Coupling accomplished via an electric field is related to and correctly described as capacitive coupling. Coupling accomplished via a magnetic field is related to and correctly described as inductive coupling. The electric and magnetic field coupling are vector quantities and often occur simultaneously. Thus their vector quantities can be added or subtracted and as such can reinforce one another or can cancel one another. It has been discovered that by geometrically arranging multiple helical coils side-by-side, the electric and magnetic (capacitive and inductive) vector quantities can be made to add and subtract to reduce electromagnetic coupling with the other helical coils and enhance electromagnetic coupling with the conductive straight portion. The combination of the electric and magnetic fields is an electromagnetic field. Each of the coils are spaced a mast distance from the bottom of the straight portion 240.

Electric field coupling decreases inversely as the distance between the coils increases. Magnetic field coupling also decreases as the distance between the coils increases. But the magnetic field coupling decreases more rapidly than the electric field coupling with respect to the distance between the coils. The magnetic field decreases as the square of the coil distance assuming mathematical approximations valid in the small distances in the sizes used in portable devices. Thus, the coil 280 is are preferably distanced from the coils 210 and 220 where the magnitude of the electric and magnetic field coupling are equal.

══════

» **Directive 1**
According to the passage on coil coupling, how does the magnetic field decrease as coil distance grows?
» **Directive 2**
Summarize the passage on coil coupling in two sentences.
» **Directive 3**
Reproduce the passage on coil coupling word for word, between "Electric field coupling decreases" and "coupling are equal.", inclusive.

Excerpts from a layout annotation set
══════

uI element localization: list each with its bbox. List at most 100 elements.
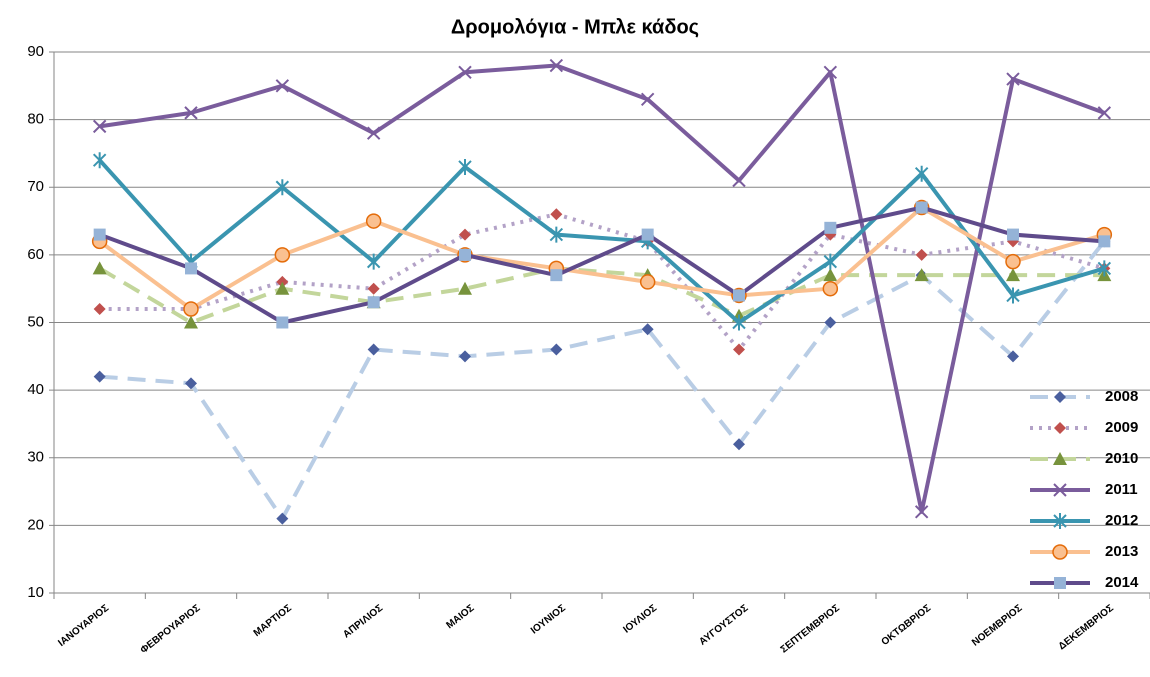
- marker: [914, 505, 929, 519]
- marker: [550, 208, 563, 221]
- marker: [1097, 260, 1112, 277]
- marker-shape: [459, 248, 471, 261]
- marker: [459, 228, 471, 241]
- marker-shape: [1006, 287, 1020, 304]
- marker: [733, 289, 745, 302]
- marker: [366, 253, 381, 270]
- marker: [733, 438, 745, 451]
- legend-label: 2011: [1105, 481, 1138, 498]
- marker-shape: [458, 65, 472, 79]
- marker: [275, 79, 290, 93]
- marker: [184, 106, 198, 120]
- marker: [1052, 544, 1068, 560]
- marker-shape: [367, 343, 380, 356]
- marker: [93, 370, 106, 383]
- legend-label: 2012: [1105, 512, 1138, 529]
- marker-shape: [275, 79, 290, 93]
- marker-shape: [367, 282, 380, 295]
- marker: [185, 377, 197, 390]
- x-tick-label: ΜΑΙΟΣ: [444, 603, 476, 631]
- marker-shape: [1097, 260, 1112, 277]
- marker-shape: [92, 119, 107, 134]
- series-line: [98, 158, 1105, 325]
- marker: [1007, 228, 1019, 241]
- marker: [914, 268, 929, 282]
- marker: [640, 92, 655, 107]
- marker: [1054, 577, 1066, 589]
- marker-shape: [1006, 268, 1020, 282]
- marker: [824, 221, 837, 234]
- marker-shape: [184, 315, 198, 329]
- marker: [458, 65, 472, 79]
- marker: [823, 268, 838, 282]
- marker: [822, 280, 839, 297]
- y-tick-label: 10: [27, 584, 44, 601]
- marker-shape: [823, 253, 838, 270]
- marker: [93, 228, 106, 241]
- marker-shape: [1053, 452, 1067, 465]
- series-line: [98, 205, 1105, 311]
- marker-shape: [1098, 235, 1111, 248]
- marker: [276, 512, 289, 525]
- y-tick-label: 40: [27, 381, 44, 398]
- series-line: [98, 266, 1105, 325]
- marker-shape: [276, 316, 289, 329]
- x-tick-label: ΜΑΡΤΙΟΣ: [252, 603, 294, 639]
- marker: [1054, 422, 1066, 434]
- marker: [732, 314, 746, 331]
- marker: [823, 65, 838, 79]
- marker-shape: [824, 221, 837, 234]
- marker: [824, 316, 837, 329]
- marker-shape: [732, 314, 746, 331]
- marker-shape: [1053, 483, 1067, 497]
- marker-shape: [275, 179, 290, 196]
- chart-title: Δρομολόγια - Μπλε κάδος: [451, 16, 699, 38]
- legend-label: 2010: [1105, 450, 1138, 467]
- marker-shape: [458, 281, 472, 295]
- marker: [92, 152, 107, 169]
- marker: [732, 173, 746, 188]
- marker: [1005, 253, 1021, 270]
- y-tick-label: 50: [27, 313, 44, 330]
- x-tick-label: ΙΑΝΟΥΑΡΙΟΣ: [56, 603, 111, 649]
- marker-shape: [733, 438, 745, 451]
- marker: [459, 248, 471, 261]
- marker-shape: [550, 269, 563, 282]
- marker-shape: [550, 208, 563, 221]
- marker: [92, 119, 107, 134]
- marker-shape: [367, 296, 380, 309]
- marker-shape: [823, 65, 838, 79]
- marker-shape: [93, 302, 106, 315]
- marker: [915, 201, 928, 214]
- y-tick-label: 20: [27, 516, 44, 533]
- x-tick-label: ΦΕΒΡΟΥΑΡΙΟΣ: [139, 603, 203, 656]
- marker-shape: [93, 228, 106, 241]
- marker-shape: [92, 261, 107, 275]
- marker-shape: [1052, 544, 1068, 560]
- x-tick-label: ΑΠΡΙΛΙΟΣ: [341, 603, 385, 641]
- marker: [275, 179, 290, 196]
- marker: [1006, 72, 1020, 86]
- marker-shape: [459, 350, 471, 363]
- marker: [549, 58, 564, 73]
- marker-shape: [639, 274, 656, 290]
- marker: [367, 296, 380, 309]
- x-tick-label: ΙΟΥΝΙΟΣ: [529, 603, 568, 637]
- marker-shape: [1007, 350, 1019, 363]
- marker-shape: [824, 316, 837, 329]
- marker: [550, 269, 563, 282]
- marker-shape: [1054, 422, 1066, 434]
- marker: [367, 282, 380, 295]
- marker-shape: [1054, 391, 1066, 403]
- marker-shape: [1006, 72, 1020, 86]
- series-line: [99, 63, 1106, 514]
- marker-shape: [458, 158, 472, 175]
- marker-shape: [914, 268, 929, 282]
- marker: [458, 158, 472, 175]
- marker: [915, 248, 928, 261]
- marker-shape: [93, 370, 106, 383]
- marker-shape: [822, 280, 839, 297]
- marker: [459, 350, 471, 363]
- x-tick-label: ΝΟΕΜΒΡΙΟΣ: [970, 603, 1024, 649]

══════

» **Task result 1**
It decreases as the square of the coil distance.

» **Task result 2**
Electric-field coupling is capacitive and magnetic-field coupling is inductive, and because these vector quantities can add or cancel, arranging helical coils side by side can reduce coupling between the coils while enhancing coupling with the conductive straight portion. Both kinds of coupling weaken as the distance between coils increases, but magnetic coupling falls off faster, so a coil is preferably placed where the electric and magnetic coupling magnitudes are equal.

» **Task result 3**
Electric field coupling decreases inversely as the distance between the coils increases. Magnetic field coupling also decreases as the distance between the coils increases. But the magnetic field coupling decreases more rapidly than the electric field coupling with respect to the distance between the coils. The magnetic field decreases as the square of the coil distance assuming mathematical approximations valid in the small distances in the sizes used in portable devices. Thus, the coil 280 is are preferably distanced from the coils 210 and 220 where the magnitude of the electric and magnetic field coupling are equal.